● GIVEN TASK:
Your task is to print the material below exactly as presented.

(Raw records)
══════

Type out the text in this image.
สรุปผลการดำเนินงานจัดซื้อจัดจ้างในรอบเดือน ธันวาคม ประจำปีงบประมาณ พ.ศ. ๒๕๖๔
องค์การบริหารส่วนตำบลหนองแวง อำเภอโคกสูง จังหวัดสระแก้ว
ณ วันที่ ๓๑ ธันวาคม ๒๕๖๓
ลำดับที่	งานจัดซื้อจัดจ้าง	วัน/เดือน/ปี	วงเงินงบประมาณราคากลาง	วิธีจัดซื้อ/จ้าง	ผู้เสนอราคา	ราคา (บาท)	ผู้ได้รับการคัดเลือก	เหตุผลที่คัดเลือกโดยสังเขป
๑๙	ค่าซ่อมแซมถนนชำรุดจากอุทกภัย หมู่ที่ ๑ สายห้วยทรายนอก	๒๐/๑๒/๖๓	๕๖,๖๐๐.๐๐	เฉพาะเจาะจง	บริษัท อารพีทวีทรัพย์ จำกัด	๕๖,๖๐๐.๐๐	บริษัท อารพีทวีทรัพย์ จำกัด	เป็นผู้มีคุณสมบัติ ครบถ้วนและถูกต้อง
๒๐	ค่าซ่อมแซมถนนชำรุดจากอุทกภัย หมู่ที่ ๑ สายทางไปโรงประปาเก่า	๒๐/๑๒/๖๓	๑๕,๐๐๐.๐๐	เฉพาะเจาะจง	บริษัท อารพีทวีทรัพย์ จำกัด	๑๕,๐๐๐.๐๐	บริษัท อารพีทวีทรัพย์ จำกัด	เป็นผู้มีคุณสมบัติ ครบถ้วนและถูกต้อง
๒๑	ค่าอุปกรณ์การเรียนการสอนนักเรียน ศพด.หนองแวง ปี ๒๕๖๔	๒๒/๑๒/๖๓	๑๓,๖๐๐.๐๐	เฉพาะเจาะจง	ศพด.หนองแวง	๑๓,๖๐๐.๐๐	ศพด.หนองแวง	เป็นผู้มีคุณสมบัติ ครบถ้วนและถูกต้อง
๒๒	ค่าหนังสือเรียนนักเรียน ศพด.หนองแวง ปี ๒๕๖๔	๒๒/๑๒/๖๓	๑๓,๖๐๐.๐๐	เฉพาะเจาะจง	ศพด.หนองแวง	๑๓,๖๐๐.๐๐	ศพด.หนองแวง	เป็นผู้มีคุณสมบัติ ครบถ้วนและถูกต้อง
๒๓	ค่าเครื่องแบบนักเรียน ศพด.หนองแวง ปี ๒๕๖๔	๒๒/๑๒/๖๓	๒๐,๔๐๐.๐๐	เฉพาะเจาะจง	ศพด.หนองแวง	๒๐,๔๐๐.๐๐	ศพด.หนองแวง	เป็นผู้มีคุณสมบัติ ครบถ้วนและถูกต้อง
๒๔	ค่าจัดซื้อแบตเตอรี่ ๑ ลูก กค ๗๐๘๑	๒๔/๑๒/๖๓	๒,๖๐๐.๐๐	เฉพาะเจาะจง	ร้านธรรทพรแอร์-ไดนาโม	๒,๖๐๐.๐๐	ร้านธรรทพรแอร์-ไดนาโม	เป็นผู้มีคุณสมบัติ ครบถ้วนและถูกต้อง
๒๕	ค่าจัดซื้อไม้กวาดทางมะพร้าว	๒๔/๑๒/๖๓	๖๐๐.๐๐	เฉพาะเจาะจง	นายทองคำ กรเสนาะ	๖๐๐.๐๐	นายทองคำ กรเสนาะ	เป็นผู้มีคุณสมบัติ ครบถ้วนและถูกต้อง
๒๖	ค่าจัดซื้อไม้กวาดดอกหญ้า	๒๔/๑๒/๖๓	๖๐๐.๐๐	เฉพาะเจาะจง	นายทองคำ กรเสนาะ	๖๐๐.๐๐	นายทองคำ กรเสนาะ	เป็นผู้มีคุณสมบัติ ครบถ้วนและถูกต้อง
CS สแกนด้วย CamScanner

══════

● TASK OUTPUT:
Type out the text in this image.
สรุปผลการดำเนินงานจัดซื้อจัดจ้างในรอบเดือน ธันวาคม ประจำปีงบประมาณ พ.ศ. ๒๕๖๔
องค์การบริหารส่วนตำบลหนองแวง อำเภอโคกสูง จังหวัดสระแก้ว
ณ วันที่ ๓๑ ธันวาคม ๒๕๖๓
ลำดับที่	งานจัดซื้อจัดจ้าง	วัน/เดือน/ปี	วงเงินงบประมาณราคากลาง	วิธีจัดซื้อ/จ้าง	ผู้เสนอราคา	ราคา (บาท)	ผู้ได้รับการคัดเลือก	เหตุผลที่คัดเลือกโดยสังเขป
๑๙	ค่าซ่อมแซมถนนชำรุดจากอุทกภัย หมู่ที่ ๑ สายห้วยทรายนอก	๒๐/๑๒/๖๓	๕๖,๖๐๐.๐๐	เฉพาะเจาะจง	บริษัท อารพีทวีทรัพย์ จำกัด	๕๖,๖๐๐.๐๐	บริษัท อารพีทวีทรัพย์ จำกัด	เป็นผู้มีคุณสมบัติ ครบถ้วนและถูกต้อง
๒๐	ค่าซ่อมแซมถนนชำรุดจากอุทกภัย หมู่ที่ ๑ สายทางไปโรงประปาเก่า	๒๐/๑๒/๖๓	๑๕,๐๐๐.๐๐	เฉพาะเจาะจง	บริษัท อารพีทวีทรัพย์ จำกัด	๑๕,๐๐๐.๐๐	บริษัท อารพีทวีทรัพย์ จำกัด	เป็นผู้มีคุณสมบัติ ครบถ้วนและถูกต้อง
๒๑	ค่าอุปกรณ์การเรียนการสอนนักเรียน ศพด.หนองแวง ปี ๒๕๖๔	๒๒/๑๒/๖๓	๑๓,๖๐๐.๐๐	เฉพาะเจาะจง	ศพด.หนองแวง	๑๓,๖๐๐.๐๐	ศพด.หนองแวง	เป็นผู้มีคุณสมบัติ ครบถ้วนและถูกต้อง
๒๒	ค่าหนังสือเรียนนักเรียน ศพด.หนองแวง ปี ๒๕๖๔	๒๒/๑๒/๖๓	๑๓,๖๐๐.๐๐	เฉพาะเจาะจง	ศพด.หนองแวง	๑๓,๖๐๐.๐๐	ศพด.หนองแวง	เป็นผู้มีคุณสมบัติ ครบถ้วนและถูกต้อง
๒๓	ค่าเครื่องแบบนักเรียน ศพด.หนองแวง ปี ๒๕๖๔	๒๒/๑๒/๖๓	๒๐,๔๐๐.๐๐	เฉพาะเจาะจง	ศพด.หนองแวง	๒๐,๔๐๐.๐๐	ศพด.หนองแวง	เป็นผู้มีคุณสมบัติ ครบถ้วนและถูกต้อง
๒๔	ค่าจัดซื้อแบตเตอรี่ ๑ ลูก กค ๗๐๘๑	๒๔/๑๒/๖๓	๒,๖๐๐.๐๐	เฉพาะเจาะจง	ร้านธรรทพรแอร์-ไดนาโม	๒,๖๐๐.๐๐	ร้านธรรทพรแอร์-ไดนาโม	เป็นผู้มีคุณสมบัติ ครบถ้วนและถูกต้อง
๒๕	ค่าจัดซื้อไม้กวาดทางมะพร้าว	๒๔/๑๒/๖๓	๖๐๐.๐๐	เฉพาะเจาะจง	นายทองคำ กรเสนาะ	๖๐๐.๐๐	นายทองคำ กรเสนาะ	เป็นผู้มีคุณสมบัติ ครบถ้วนและถูกต้อง
๒๖	ค่าจัดซื้อไม้กวาดดอกหญ้า	๒๔/๑๒/๖๓	๖๐๐.๐๐	เฉพาะเจาะจง	นายทองคำ กรเสนาะ	๖๐๐.๐๐	นายทองคำ กรเสนาะ	เป็นผู้มีคุณสมบัติ ครบถ้วนและถูกต้อง
CS สแกนด้วย CamScanner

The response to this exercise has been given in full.